◆ Exercises to complete
1) Retype the passage of the board assembly text between "The arrangement of" and "of the board).", inclusive.
2) Decide whether each statement agrees with the board assembly text, giving yes or no and quoting the deciding words: (a) The USB Serial module sits upside-down on the board. (b) Soldering begins with the electrolytic capacitors. (c) The writer owns a silk screen.

-- Start Extracted text --

The arrangement of the board follows a pretty conventional layout with the components situated as close to the ATMEGA328 output pins as possible and so that the output connections are easily accessible (close to the edge of the board).
I've used a 90 degree pin header for the USB Serial connection so that when I connect the USB Serial and plug a USB cable into it, it doesn't topple or put too much strain on the cable or connector. Feel free to use whatever connector that you like for your own (very good) reason(s).
With the USB Serial pin header arranged in this way, I've also had to reverse the connection. This means that the USB Serial module connects upside-down on the board ... it's not a hassle, but it may upset your aesthetic sensibilities.
I have included my Fritzing design file for your use ... again, feel free to use this design however you like.
Step 2: Solder It
You'll probably notice that I have stuck a printed silk screen layer onto the top of the board. I do this for two reasons,
- I like the look of the final product and I don't have a silk screen, and
- A silk screen helps you to place the components on the board.
The way that I usually approach populating a PCB is to start with the smallest/shortest parts first. That means that I start by soldering in the resistors first, then the crystal followed by the ceramic capacitors
The 90 degree pin header was soldered in next followed by the electrolytic capacitors and the female pin block.

-- End Extracted text --
-- Start Excerpted data --

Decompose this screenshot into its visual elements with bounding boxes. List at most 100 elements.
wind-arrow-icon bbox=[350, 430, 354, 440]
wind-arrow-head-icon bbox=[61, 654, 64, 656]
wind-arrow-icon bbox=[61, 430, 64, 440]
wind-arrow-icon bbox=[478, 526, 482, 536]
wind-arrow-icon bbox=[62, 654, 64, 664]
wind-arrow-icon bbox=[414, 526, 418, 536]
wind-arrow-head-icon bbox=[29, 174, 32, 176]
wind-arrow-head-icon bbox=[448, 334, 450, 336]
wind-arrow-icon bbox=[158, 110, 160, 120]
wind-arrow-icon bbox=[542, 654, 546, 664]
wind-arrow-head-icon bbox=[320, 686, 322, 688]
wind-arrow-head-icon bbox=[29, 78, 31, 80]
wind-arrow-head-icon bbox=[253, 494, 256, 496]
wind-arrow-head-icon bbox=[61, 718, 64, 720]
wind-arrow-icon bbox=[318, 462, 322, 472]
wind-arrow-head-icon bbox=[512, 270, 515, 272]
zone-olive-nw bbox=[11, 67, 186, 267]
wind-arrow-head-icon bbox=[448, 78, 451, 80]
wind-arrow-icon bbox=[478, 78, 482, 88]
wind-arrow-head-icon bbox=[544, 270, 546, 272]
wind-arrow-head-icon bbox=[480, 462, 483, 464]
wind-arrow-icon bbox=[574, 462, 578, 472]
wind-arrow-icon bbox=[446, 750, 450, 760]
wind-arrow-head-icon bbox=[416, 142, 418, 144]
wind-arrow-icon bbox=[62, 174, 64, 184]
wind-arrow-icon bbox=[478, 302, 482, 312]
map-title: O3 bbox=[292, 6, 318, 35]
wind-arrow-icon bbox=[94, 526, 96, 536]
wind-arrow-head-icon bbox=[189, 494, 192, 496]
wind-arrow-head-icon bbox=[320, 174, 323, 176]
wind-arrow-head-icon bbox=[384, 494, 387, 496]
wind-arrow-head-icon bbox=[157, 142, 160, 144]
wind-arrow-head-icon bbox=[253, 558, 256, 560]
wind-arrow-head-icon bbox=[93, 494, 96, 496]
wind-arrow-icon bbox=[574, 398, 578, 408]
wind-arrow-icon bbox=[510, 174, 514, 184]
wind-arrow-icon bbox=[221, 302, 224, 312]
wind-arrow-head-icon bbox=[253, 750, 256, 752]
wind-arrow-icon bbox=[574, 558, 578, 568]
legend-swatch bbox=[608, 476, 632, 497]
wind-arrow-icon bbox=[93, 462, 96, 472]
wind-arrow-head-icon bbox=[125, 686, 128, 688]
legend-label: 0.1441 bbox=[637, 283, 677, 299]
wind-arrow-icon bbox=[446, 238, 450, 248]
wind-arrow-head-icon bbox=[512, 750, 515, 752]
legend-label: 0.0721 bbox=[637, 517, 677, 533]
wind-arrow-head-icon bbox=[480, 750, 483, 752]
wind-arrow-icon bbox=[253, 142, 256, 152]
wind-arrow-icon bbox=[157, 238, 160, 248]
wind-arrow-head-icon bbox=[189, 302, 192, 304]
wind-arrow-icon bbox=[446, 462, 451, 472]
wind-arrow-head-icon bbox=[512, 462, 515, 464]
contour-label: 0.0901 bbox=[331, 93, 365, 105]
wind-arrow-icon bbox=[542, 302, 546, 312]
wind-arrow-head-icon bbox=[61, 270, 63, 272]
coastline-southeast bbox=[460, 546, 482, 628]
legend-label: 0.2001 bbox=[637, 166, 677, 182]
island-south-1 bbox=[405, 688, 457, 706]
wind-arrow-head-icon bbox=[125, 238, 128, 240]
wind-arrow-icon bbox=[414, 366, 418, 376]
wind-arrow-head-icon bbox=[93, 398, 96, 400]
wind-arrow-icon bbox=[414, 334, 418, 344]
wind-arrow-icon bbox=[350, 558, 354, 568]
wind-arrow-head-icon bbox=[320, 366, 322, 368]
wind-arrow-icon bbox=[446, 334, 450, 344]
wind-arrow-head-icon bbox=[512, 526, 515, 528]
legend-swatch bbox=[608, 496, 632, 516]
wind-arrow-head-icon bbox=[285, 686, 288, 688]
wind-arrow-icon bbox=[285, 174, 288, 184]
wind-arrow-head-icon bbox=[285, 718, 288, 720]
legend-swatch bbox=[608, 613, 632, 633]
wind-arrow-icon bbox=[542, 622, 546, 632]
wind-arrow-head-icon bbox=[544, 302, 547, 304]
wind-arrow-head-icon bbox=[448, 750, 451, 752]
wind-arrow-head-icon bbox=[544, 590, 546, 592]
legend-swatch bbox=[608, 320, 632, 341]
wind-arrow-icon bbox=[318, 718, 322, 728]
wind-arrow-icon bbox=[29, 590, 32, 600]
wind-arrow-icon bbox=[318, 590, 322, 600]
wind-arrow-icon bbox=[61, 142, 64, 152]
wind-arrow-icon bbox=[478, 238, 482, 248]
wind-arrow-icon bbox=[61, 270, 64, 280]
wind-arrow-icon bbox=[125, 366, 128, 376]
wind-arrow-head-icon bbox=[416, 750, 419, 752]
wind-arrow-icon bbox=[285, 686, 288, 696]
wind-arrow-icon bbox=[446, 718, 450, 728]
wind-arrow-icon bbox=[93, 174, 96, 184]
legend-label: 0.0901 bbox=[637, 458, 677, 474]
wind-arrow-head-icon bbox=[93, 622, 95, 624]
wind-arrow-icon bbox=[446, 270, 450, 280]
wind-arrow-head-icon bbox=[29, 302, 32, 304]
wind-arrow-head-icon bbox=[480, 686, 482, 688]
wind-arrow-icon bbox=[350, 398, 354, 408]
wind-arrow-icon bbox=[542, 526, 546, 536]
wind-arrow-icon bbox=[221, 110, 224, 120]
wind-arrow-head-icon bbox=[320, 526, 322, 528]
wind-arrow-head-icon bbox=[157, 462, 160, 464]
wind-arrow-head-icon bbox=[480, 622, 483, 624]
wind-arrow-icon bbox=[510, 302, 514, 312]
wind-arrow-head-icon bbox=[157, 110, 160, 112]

-- End Excerpted data --

◆ Solutions below
1)
The arrangement of the board follows a pretty conventional layout with the components situated as close to the ATMEGA328 output pins as possible and so that the output connections are easily accessible (close to the edge of the board).

2)
(a) Yes: "This means that the USB Serial module connects upside-down on the board"
(b) No: "I start by soldering in the resistors first"
(c) No: "I don't have a silk screen"